- **WRITTEN EXERCISE**: Copy every record exactly, and keep the pictures out.

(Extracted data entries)
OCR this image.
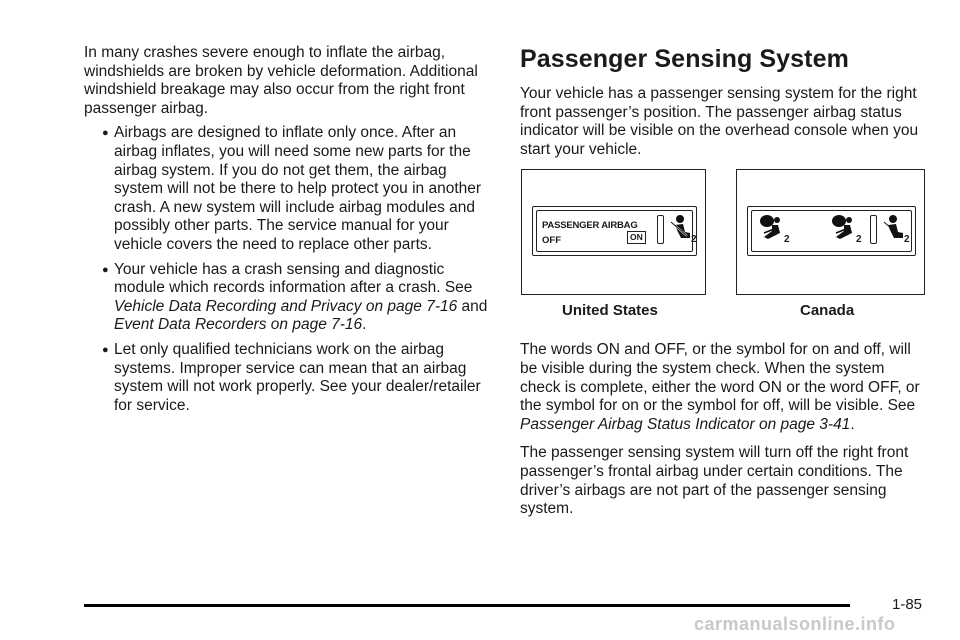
In many crashes severe enough to inflate the airbag, windshields are broken by vehicle deformation. Additional windshield breakage may also occur from the right front passenger airbag.

● Airbags are designed to inflate only once. After an
airbag inflates, you will need some new parts for the airbag system. If you do not get them, the airbag system will not be there to help protect you in another crash. A new system will include airbag modules and possibly other parts. The service manual for your vehicle covers the need to replace other parts.
● Your vehicle has a crash sensing and diagnostic
module which records information after a crash. See Vehicle Data Recording and Privacy on page 7-16 and Event Data Recorders on page 7-16.
● Let only qualified technicians work on the airbag
systems. Improper service can mean that an airbag system will not work properly. See your dealer/retailer for service.
Passenger Sensing System

Your vehicle has a passenger sensing system for the right front passenger’s position. The passenger airbag status indicator will be visible on the overhead console when you start your vehicle.

PASSENGER AIRBAG
OFF	ON	2	2	2	2
United States	Canada

The words ON and OFF, or the symbol for on and off, will be visible during the system check. When the system check is complete, either the word ON or the word OFF, or the symbol for on or the symbol for off, will be visible. See Passenger Airbag Status Indicator on page 3-41.

The passenger sensing system will turn off the right front passenger’s frontal airbag under certain conditions. The driver’s airbags are not part of the passenger sensing system.

1-85
carmanualsonline.info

- **RESULT OF THE EXERCISE**:
OCR this image.
In many crashes severe enough to inflate the airbag, windshields are broken by vehicle deformation. Additional windshield breakage may also occur from the right front passenger airbag.

● Airbags are designed to inflate only once. After an
airbag inflates, you will need some new parts for the airbag system. If you do not get them, the airbag system will not be there to help protect you in another crash. A new system will include airbag modules and possibly other parts. The service manual for your vehicle covers the need to replace other parts.
● Your vehicle has a crash sensing and diagnostic
module which records information after a crash. See Vehicle Data Recording and Privacy on page 7-16 and Event Data Recorders on page 7-16.
● Let only qualified technicians work on the airbag
systems. Improper service can mean that an airbag system will not work properly. See your dealer/retailer for service.
Passenger Sensing System

Your vehicle has a passenger sensing system for the right front passenger’s position. The passenger airbag status indicator will be visible on the overhead console when you start your vehicle.

PASSENGER AIRBAG
OFF	ON	2	2	2	2
United States	Canada

The words ON and OFF, or the symbol for on and off, will be visible during the system check. When the system check is complete, either the word ON or the word OFF, or the symbol for on or the symbol for off, will be visible. See Passenger Airbag Status Indicator on page 3-41.

The passenger sensing system will turn off the right front passenger’s frontal airbag under certain conditions. The driver’s airbags are not part of the passenger sensing system.

1-85
carmanualsonline.info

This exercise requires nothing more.